─── Extracted records ───

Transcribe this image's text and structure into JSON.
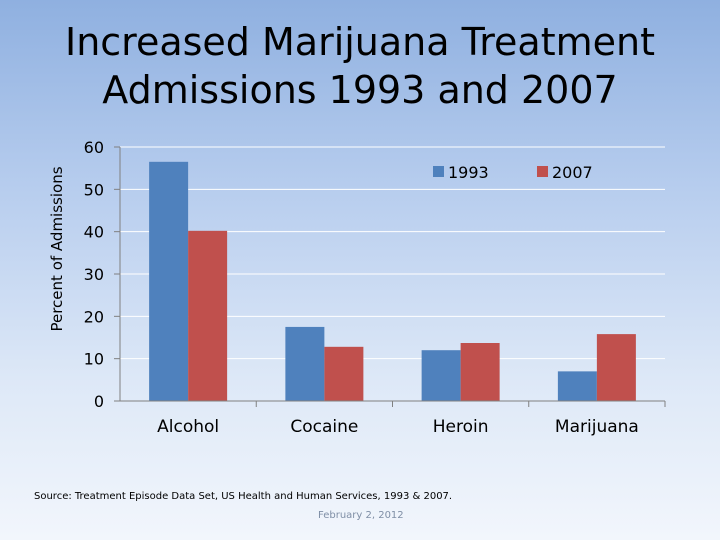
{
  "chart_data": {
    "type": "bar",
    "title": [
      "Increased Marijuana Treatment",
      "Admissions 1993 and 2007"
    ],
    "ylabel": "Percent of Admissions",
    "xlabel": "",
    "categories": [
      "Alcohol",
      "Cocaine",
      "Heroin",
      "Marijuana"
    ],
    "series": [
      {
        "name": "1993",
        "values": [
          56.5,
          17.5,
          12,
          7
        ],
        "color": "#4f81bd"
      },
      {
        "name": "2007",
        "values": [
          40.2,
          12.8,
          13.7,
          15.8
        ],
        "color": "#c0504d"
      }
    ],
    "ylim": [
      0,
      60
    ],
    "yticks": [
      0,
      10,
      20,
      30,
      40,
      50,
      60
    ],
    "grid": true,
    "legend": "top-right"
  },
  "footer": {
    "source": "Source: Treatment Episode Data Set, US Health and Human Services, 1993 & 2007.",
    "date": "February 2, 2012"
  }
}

───

* [Given exercise] Pick out lines containing the word "Marijuana", each one as written.

* [Worked answer]
      "Increased Marijuana Treatment",
      "Marijuana"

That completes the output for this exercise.